> _Work required_
Below are some records. Say in a single number how many of their lines include the word "Pange".

## begin

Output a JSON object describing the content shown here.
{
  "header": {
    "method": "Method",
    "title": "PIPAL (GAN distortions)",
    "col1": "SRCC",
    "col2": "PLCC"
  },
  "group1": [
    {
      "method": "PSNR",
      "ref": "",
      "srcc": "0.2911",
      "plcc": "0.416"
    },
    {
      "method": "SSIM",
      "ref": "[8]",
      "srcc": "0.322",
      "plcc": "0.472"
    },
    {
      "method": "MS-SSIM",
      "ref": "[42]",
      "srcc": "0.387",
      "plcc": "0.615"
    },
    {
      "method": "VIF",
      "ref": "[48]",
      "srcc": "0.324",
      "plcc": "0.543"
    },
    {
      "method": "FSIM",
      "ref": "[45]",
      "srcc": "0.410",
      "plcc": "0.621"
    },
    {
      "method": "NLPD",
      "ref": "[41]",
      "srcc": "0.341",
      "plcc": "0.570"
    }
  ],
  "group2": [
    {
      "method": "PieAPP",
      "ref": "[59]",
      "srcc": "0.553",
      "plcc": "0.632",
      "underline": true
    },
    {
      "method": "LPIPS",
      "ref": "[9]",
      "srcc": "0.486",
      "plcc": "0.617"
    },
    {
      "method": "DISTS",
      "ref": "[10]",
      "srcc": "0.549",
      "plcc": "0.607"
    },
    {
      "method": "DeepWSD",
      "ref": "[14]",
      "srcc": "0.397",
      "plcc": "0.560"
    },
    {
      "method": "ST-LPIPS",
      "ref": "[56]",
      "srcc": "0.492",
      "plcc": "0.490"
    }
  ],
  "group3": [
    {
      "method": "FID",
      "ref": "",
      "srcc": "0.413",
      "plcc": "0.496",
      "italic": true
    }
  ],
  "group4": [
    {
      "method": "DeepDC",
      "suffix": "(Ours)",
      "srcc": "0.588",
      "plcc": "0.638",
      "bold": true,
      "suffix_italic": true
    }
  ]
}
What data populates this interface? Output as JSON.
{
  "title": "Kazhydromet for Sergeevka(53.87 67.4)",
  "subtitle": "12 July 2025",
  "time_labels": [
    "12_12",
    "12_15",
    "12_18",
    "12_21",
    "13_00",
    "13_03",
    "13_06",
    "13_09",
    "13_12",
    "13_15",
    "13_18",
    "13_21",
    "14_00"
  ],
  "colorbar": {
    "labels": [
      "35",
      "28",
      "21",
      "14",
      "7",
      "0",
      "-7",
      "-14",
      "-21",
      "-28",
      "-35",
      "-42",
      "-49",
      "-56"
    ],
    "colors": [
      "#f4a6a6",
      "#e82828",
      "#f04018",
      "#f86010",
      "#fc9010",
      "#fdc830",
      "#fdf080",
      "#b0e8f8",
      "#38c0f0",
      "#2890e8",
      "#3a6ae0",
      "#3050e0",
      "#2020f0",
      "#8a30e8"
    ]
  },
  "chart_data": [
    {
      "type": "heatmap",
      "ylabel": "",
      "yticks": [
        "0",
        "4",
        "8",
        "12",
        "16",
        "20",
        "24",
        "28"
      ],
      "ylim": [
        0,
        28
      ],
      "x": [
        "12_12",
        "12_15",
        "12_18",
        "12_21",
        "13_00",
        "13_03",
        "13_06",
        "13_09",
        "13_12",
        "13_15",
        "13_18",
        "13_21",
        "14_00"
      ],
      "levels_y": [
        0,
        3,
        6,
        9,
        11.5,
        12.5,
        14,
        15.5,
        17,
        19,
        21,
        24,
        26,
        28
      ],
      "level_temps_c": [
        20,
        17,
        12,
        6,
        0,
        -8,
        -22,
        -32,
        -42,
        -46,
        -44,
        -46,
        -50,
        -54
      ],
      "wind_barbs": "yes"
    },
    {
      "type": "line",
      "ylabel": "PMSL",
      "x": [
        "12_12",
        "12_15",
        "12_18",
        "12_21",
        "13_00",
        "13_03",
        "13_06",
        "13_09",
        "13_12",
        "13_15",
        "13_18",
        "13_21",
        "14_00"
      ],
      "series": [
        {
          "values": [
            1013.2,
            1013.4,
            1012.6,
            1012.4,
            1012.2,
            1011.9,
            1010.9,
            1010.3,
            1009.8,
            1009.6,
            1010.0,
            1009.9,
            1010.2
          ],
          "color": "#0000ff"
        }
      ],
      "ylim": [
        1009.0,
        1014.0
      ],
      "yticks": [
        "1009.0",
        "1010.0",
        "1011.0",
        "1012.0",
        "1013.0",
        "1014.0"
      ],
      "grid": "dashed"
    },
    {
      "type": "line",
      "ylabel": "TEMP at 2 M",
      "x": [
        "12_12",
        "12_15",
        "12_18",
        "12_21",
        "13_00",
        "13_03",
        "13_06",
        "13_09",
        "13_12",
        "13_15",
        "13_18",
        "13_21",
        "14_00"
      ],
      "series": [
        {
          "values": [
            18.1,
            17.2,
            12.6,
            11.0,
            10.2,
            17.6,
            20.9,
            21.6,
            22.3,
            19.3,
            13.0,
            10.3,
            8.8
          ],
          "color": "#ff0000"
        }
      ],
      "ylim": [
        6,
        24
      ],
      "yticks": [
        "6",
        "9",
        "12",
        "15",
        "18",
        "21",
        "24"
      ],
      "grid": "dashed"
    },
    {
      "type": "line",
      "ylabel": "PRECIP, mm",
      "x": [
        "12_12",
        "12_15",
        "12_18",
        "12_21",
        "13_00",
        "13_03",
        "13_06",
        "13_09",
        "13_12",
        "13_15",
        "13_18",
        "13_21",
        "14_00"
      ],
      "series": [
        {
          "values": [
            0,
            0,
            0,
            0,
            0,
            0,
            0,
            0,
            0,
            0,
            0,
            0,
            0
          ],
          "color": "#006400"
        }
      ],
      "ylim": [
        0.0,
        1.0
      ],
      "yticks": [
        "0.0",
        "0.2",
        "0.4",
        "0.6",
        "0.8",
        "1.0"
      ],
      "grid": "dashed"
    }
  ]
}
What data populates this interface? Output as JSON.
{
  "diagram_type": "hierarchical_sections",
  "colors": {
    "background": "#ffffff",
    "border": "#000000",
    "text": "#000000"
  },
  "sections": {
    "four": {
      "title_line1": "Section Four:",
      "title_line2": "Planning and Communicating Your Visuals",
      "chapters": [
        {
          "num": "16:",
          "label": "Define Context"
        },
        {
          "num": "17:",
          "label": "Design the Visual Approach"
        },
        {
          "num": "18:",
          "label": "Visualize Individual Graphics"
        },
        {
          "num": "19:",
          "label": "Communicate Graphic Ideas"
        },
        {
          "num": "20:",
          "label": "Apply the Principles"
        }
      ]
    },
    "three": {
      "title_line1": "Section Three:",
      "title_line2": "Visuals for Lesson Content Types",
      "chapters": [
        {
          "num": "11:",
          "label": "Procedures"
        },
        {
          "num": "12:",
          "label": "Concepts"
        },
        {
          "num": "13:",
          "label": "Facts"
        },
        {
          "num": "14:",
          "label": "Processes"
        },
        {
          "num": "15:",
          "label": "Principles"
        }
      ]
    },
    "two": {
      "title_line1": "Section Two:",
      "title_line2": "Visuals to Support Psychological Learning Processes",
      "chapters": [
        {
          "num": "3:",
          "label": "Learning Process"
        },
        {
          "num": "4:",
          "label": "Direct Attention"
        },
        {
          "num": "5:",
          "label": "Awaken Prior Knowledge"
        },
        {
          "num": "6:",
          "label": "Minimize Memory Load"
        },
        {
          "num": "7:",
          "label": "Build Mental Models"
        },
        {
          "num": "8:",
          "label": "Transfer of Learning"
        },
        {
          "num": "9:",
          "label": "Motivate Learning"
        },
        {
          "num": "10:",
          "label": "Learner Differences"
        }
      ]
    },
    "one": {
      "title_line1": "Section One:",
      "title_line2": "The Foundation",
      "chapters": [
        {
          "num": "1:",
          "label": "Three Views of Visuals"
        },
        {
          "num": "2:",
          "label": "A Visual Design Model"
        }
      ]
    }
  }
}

## end
## begin

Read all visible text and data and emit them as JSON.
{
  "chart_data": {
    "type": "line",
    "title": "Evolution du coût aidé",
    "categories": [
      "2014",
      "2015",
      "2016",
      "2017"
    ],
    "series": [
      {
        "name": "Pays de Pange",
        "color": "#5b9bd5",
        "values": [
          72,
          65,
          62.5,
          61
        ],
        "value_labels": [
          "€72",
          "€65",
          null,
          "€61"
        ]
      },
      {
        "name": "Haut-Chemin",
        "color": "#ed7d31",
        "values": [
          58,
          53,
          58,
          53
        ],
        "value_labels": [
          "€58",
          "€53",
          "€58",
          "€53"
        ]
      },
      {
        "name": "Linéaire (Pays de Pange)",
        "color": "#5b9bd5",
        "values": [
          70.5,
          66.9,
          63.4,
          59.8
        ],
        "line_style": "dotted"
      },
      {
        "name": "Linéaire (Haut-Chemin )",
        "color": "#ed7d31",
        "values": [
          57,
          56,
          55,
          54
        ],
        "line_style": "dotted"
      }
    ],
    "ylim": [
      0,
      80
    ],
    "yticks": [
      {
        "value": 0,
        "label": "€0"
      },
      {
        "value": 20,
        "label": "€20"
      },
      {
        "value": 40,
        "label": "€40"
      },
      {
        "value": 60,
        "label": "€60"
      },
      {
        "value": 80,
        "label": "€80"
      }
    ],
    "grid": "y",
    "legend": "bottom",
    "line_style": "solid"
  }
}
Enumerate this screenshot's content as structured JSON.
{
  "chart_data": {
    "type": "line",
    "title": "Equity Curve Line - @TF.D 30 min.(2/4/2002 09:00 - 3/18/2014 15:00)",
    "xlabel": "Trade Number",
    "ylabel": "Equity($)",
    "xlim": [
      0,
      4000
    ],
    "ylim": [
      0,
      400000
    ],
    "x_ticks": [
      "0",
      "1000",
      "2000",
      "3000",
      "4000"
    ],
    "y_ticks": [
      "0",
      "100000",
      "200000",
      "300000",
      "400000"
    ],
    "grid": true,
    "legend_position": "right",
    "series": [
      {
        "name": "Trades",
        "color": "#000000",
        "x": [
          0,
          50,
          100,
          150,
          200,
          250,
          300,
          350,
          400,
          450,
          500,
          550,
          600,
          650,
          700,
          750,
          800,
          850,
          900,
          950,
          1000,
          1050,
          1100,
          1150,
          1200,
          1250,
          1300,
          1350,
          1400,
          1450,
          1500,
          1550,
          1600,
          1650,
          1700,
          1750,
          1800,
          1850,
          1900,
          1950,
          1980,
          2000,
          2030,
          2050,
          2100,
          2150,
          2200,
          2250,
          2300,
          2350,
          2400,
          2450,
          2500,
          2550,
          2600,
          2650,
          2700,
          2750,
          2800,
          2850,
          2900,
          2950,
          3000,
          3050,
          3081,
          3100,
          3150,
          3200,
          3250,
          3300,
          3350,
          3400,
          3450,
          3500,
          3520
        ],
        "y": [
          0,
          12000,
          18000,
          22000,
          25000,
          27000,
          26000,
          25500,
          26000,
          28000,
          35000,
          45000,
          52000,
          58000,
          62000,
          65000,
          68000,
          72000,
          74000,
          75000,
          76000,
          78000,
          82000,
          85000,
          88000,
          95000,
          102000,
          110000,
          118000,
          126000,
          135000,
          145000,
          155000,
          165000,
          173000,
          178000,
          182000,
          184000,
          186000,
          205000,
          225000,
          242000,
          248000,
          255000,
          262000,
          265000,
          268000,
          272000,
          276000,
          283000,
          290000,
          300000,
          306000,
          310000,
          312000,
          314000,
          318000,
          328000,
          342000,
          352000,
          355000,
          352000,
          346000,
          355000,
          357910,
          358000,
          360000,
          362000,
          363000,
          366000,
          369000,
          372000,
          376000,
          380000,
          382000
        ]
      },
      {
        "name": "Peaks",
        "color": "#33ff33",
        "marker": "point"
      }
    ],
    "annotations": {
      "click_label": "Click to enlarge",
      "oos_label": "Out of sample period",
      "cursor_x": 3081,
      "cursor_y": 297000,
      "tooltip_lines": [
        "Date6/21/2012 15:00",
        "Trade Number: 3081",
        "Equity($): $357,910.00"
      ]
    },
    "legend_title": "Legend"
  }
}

## end

> _Exercise answer_
2